Go through each line of the records below and count those with the word "JSON". Give only the count.

:: ITEMS

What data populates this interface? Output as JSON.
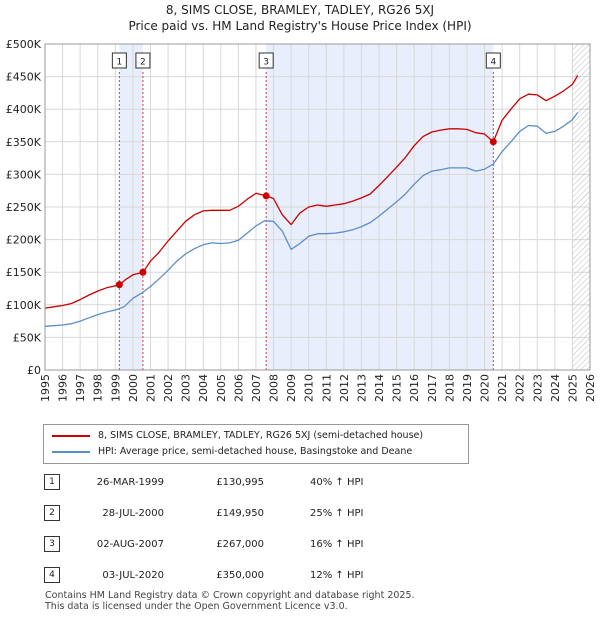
{
  "title_line1": "8, SIMS CLOSE, BRAMLEY, TADLEY, RG26 5XJ",
  "title_line2": "Price paid vs. HM Land Registry's House Price Index (HPI)",
  "colors": {
    "property": "#cc0000",
    "hpi": "#5b8ec9",
    "shade": "#e8eefb",
    "marker_line": "#cc4444",
    "grid": "#d8d8d8"
  },
  "chart_data": {
    "type": "line",
    "title": "8, SIMS CLOSE, BRAMLEY, TADLEY, RG26 5XJ",
    "subtitle": "Price paid vs. HM Land Registry's House Price Index (HPI)",
    "xlabel": "",
    "ylabel": "",
    "xlim": [
      1995,
      2026
    ],
    "ylim": [
      0,
      500000
    ],
    "y_ticks": [
      {
        "v": 0,
        "label": "£0"
      },
      {
        "v": 50000,
        "label": "£50K"
      },
      {
        "v": 100000,
        "label": "£100K"
      },
      {
        "v": 150000,
        "label": "£150K"
      },
      {
        "v": 200000,
        "label": "£200K"
      },
      {
        "v": 250000,
        "label": "£250K"
      },
      {
        "v": 300000,
        "label": "£300K"
      },
      {
        "v": 350000,
        "label": "£350K"
      },
      {
        "v": 400000,
        "label": "£400K"
      },
      {
        "v": 450000,
        "label": "£450K"
      },
      {
        "v": 500000,
        "label": "£500K"
      }
    ],
    "x_ticks": [
      "1995",
      "1996",
      "1997",
      "1998",
      "1999",
      "2000",
      "2001",
      "2002",
      "2003",
      "2004",
      "2005",
      "2006",
      "2007",
      "2008",
      "2009",
      "2010",
      "2011",
      "2012",
      "2013",
      "2014",
      "2015",
      "2016",
      "2017",
      "2018",
      "2019",
      "2020",
      "2021",
      "2022",
      "2023",
      "2024",
      "2025",
      "2026"
    ],
    "grid": true,
    "shaded_spans": [
      [
        1999.23,
        2000.57
      ],
      [
        2007.58,
        2020.5
      ]
    ],
    "future_hatch_from": 2025.0,
    "series": [
      {
        "name": "8, SIMS CLOSE, BRAMLEY, TADLEY, RG26 5XJ (semi-detached house)",
        "color": "#cc0000",
        "x": [
          1995.0,
          1995.5,
          1996.0,
          1996.5,
          1997.0,
          1997.5,
          1998.0,
          1998.5,
          1999.0,
          1999.23,
          1999.6,
          2000.0,
          2000.57,
          2001.0,
          2001.5,
          2002.0,
          2002.5,
          2003.0,
          2003.5,
          2004.0,
          2004.5,
          2005.0,
          2005.5,
          2006.0,
          2006.5,
          2007.0,
          2007.58,
          2008.0,
          2008.5,
          2009.0,
          2009.5,
          2010.0,
          2010.5,
          2011.0,
          2011.5,
          2012.0,
          2012.5,
          2013.0,
          2013.5,
          2014.0,
          2014.5,
          2015.0,
          2015.5,
          2016.0,
          2016.5,
          2017.0,
          2017.5,
          2018.0,
          2018.5,
          2019.0,
          2019.5,
          2020.0,
          2020.5,
          2021.0,
          2021.5,
          2022.0,
          2022.5,
          2023.0,
          2023.5,
          2024.0,
          2024.5,
          2025.0,
          2025.3
        ],
        "y": [
          95000,
          97000,
          99000,
          102000,
          108000,
          115000,
          121000,
          126000,
          129000,
          130995,
          139000,
          146000,
          149950,
          167000,
          181000,
          198000,
          213000,
          228000,
          238000,
          244000,
          245000,
          245000,
          245000,
          251000,
          262000,
          271000,
          267000,
          263000,
          238000,
          223000,
          241000,
          250000,
          253000,
          251000,
          253000,
          255000,
          259000,
          264000,
          270000,
          283000,
          297000,
          311000,
          326000,
          344000,
          358000,
          365000,
          368000,
          370000,
          370000,
          369000,
          364000,
          362000,
          350000,
          383000,
          400000,
          416000,
          423000,
          422000,
          413000,
          420000,
          428000,
          438000,
          452000
        ]
      },
      {
        "name": "HPI: Average price, semi-detached house, Basingstoke and Deane",
        "color": "#5b8ec9",
        "x": [
          1995.0,
          1995.5,
          1996.0,
          1996.5,
          1997.0,
          1997.5,
          1998.0,
          1998.5,
          1999.0,
          1999.5,
          2000.0,
          2000.5,
          2001.0,
          2001.5,
          2002.0,
          2002.5,
          2003.0,
          2003.5,
          2004.0,
          2004.5,
          2005.0,
          2005.5,
          2006.0,
          2006.5,
          2007.0,
          2007.5,
          2008.0,
          2008.5,
          2009.0,
          2009.5,
          2010.0,
          2010.5,
          2011.0,
          2011.5,
          2012.0,
          2012.5,
          2013.0,
          2013.5,
          2014.0,
          2014.5,
          2015.0,
          2015.5,
          2016.0,
          2016.5,
          2017.0,
          2017.5,
          2018.0,
          2018.5,
          2019.0,
          2019.5,
          2020.0,
          2020.5,
          2021.0,
          2021.5,
          2022.0,
          2022.5,
          2023.0,
          2023.5,
          2024.0,
          2024.5,
          2025.0,
          2025.3
        ],
        "y": [
          67000,
          68000,
          69000,
          71000,
          75000,
          80000,
          85000,
          89000,
          92000,
          97000,
          110000,
          118000,
          128000,
          140000,
          153000,
          167000,
          178000,
          186000,
          192000,
          195000,
          194000,
          195000,
          199000,
          210000,
          221000,
          229000,
          228000,
          213000,
          185000,
          194000,
          205000,
          209000,
          209000,
          210000,
          212000,
          215000,
          220000,
          226000,
          236000,
          247000,
          258000,
          270000,
          285000,
          298000,
          305000,
          307000,
          310000,
          310000,
          310000,
          305000,
          308000,
          316000,
          335000,
          350000,
          366000,
          375000,
          374000,
          363000,
          366000,
          374000,
          384000,
          395000
        ]
      }
    ],
    "sale_markers": [
      {
        "n": "1",
        "x": 1999.23,
        "y": 130995
      },
      {
        "n": "2",
        "x": 2000.57,
        "y": 149950
      },
      {
        "n": "3",
        "x": 2007.58,
        "y": 267000
      },
      {
        "n": "4",
        "x": 2020.5,
        "y": 350000
      }
    ]
  },
  "legend": {
    "property": "8, SIMS CLOSE, BRAMLEY, TADLEY, RG26 5XJ (semi-detached house)",
    "hpi": "HPI: Average price, semi-detached house, Basingstoke and Deane"
  },
  "sales": [
    {
      "n": "1",
      "date": "26-MAR-1999",
      "price": "£130,995",
      "hpi": "40% ↑ HPI"
    },
    {
      "n": "2",
      "date": "28-JUL-2000",
      "price": "£149,950",
      "hpi": "25% ↑ HPI"
    },
    {
      "n": "3",
      "date": "02-AUG-2007",
      "price": "£267,000",
      "hpi": "16% ↑ HPI"
    },
    {
      "n": "4",
      "date": "03-JUL-2020",
      "price": "£350,000",
      "hpi": "12% ↑ HPI"
    }
  ],
  "footer": {
    "line1": "Contains HM Land Registry data © Crown copyright and database right 2025.",
    "line2": "This data is licensed under the Open Government Licence v3.0."
  }
}
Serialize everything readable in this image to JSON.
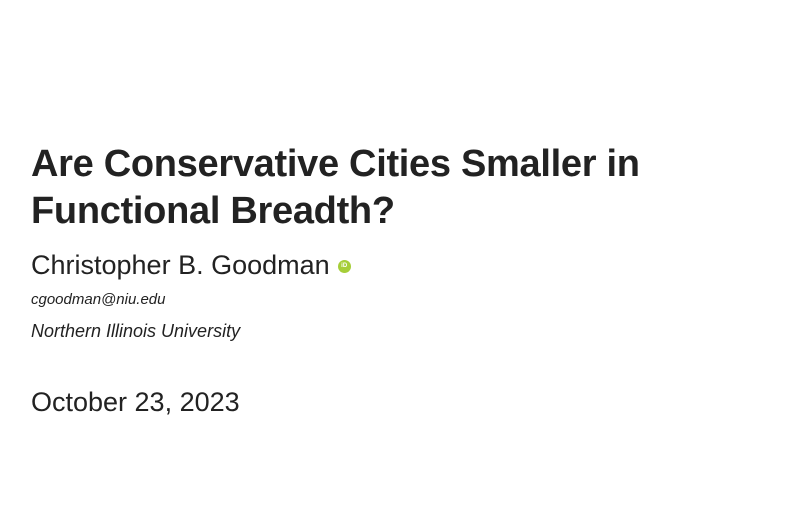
{
  "title": "Are Conservative Cities Smaller in Functional Breadth?",
  "author": {
    "name": "Christopher B. Goodman",
    "orcid_icon": "orcid-icon",
    "orcid_color": "#a6ce39",
    "orcid_glyph": "iD",
    "email": "cgoodman@niu.edu",
    "affiliation": "Northern Illinois University"
  },
  "date": "October 23, 2023"
}
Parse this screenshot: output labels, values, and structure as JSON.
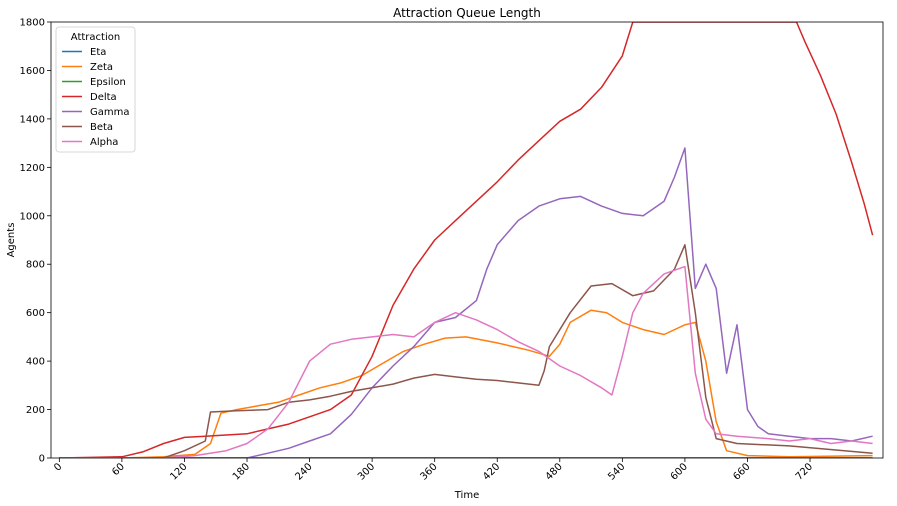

::::

● **ANSWER TO THE PROBLEM**
3